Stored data
.....
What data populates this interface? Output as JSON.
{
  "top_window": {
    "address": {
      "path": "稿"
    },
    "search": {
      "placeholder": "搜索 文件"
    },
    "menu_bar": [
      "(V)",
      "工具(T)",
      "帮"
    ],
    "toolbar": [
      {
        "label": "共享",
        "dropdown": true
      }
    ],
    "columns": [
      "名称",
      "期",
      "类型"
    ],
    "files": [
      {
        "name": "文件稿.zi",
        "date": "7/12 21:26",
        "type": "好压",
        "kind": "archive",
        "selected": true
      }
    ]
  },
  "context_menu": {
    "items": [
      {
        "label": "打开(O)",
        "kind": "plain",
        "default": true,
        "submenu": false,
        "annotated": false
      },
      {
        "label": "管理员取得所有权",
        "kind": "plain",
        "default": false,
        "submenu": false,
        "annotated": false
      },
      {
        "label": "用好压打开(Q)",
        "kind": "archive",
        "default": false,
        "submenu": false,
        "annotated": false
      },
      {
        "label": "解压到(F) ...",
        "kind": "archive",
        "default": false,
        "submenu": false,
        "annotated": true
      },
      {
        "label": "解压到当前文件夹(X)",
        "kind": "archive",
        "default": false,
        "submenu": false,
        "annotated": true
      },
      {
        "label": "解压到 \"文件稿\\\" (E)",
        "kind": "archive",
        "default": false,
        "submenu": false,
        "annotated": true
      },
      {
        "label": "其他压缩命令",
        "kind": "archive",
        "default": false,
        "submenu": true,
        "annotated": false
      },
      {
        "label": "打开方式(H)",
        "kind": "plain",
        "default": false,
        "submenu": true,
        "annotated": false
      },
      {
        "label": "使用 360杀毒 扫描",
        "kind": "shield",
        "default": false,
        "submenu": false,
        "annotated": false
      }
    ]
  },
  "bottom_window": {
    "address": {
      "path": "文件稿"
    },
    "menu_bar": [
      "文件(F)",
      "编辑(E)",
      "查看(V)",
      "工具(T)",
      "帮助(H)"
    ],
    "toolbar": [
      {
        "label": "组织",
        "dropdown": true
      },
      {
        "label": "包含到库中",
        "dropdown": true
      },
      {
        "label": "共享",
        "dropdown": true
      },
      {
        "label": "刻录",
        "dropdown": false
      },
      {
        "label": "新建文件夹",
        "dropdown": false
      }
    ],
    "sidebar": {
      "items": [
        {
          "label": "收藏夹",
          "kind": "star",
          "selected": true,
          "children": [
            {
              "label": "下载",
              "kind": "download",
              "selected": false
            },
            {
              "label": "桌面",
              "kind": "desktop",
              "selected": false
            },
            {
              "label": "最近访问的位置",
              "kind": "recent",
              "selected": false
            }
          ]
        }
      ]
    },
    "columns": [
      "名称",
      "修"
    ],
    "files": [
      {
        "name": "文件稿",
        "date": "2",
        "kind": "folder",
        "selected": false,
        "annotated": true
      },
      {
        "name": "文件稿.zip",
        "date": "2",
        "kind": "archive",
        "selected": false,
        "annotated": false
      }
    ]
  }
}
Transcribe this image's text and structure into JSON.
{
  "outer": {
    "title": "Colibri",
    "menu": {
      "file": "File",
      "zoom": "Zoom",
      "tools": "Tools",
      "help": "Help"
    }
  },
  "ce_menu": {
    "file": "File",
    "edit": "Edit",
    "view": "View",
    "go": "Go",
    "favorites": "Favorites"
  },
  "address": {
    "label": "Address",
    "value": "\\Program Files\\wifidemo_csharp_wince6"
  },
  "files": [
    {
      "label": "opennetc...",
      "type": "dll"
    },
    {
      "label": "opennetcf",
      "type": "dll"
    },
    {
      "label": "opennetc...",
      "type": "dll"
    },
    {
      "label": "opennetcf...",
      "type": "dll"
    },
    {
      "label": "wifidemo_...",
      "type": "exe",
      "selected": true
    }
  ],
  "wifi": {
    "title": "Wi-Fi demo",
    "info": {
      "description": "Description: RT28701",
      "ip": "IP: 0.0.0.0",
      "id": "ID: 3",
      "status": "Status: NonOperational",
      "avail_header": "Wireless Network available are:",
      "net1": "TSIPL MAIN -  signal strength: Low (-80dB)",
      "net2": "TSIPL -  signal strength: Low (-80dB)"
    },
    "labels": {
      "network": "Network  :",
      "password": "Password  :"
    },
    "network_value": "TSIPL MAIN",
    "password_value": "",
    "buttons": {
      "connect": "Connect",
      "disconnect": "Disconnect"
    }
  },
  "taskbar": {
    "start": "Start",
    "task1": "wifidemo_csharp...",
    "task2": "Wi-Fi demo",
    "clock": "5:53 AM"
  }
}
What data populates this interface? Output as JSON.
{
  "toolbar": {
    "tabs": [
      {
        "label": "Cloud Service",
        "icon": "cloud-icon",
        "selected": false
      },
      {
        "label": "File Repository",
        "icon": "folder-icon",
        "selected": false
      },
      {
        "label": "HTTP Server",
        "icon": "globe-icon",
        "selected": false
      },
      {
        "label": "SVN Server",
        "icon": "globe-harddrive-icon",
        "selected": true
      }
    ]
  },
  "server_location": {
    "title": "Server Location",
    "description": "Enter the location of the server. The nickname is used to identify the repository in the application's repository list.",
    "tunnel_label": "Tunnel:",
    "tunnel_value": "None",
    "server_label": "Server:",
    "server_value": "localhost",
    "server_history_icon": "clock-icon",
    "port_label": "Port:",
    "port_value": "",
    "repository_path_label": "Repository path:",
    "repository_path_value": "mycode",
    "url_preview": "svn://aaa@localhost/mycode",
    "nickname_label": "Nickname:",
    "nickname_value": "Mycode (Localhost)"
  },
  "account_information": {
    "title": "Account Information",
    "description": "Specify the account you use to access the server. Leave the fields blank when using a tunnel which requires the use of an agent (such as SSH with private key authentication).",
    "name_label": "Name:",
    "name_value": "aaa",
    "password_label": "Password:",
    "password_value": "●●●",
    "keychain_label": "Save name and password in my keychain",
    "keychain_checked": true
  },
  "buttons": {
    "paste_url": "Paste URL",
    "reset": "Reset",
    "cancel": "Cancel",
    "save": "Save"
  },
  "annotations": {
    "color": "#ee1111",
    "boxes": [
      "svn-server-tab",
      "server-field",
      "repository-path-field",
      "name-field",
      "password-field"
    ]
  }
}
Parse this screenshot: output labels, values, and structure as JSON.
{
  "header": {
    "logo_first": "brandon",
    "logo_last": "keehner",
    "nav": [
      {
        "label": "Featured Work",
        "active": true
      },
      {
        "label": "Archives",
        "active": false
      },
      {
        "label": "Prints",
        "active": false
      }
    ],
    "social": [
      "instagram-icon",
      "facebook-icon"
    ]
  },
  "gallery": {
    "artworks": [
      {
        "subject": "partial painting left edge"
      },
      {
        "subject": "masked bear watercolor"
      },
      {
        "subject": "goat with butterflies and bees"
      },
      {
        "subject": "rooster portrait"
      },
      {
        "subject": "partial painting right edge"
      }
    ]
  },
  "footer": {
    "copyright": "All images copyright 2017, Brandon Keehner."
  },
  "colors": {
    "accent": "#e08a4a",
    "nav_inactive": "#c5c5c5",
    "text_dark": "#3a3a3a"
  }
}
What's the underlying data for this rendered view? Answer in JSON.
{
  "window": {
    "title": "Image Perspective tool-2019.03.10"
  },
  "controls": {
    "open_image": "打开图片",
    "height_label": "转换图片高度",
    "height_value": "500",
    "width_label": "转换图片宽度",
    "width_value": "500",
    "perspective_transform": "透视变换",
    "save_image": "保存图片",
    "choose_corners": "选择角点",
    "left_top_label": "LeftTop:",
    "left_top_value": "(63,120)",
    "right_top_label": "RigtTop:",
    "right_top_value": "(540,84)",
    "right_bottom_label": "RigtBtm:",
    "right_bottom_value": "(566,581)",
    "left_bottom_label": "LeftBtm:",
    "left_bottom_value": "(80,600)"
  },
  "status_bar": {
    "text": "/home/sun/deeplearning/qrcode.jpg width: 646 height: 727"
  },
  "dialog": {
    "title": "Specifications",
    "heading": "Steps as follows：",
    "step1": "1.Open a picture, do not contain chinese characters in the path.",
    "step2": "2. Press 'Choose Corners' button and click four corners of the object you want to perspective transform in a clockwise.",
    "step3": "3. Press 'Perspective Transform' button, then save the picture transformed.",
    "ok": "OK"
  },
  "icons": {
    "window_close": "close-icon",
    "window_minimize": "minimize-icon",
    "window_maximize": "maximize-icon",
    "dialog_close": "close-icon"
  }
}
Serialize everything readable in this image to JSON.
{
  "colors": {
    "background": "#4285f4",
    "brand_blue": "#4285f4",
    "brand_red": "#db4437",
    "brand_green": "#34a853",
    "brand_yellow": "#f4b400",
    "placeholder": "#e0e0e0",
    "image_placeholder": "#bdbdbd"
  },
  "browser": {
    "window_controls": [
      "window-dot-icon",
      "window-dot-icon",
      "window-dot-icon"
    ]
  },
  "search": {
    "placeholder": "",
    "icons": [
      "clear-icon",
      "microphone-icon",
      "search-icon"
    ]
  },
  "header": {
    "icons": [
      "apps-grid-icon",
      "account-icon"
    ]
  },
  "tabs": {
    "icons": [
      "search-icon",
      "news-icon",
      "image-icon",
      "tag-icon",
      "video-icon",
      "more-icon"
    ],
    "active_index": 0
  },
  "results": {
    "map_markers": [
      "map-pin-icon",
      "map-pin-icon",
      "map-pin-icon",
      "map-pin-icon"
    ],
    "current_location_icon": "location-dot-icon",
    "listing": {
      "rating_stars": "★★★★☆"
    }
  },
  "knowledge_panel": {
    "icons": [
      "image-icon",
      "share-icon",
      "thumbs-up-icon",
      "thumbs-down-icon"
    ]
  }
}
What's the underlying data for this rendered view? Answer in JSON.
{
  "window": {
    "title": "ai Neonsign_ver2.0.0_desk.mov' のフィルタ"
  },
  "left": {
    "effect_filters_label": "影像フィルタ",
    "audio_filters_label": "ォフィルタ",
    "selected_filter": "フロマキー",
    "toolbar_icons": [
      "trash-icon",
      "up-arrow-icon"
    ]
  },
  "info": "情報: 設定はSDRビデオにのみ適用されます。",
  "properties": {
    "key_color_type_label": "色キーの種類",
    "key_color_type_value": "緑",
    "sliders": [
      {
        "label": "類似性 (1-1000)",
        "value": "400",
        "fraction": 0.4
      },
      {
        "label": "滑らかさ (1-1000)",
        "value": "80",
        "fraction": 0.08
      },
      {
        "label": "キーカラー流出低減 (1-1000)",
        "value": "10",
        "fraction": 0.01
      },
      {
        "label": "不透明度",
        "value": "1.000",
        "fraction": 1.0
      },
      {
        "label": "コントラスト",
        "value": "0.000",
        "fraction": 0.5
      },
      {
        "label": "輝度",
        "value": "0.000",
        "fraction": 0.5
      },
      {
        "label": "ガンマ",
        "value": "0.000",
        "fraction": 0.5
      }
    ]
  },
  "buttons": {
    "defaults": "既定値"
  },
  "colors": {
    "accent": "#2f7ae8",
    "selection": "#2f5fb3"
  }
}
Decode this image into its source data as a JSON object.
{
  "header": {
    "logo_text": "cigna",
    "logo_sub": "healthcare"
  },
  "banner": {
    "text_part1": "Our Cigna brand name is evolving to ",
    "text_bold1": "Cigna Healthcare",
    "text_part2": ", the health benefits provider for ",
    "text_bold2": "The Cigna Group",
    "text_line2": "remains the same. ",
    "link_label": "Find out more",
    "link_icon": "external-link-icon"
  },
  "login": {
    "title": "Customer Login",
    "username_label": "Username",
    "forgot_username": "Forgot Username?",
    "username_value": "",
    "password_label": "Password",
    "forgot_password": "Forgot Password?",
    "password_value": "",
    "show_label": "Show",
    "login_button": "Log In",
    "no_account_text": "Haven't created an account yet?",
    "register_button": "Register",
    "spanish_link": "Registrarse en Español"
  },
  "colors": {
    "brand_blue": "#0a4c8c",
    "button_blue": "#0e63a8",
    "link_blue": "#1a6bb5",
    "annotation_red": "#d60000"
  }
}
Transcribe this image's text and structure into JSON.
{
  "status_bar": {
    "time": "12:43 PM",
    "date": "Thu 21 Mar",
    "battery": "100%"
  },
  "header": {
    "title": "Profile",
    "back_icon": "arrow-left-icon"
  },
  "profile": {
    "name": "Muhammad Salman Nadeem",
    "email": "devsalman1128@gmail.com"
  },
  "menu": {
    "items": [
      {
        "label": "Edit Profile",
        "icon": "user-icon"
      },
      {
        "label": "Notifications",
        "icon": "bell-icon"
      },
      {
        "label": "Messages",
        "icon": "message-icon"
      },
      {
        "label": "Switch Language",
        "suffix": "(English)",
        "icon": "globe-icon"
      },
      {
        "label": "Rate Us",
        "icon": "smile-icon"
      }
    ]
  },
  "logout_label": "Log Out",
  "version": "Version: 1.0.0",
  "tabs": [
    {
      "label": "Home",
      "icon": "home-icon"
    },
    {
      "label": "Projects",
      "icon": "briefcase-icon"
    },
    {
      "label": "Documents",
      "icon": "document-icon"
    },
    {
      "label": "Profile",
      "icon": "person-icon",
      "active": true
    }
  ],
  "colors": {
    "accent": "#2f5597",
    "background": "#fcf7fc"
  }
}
.....
Reproduce every line from the entries that holds the word "signal".

      "net1": "TSIPL MAIN -  signal strength: Low (-80dB)",
      "net2": "TSIPL -  signal strength: Low (-80dB)"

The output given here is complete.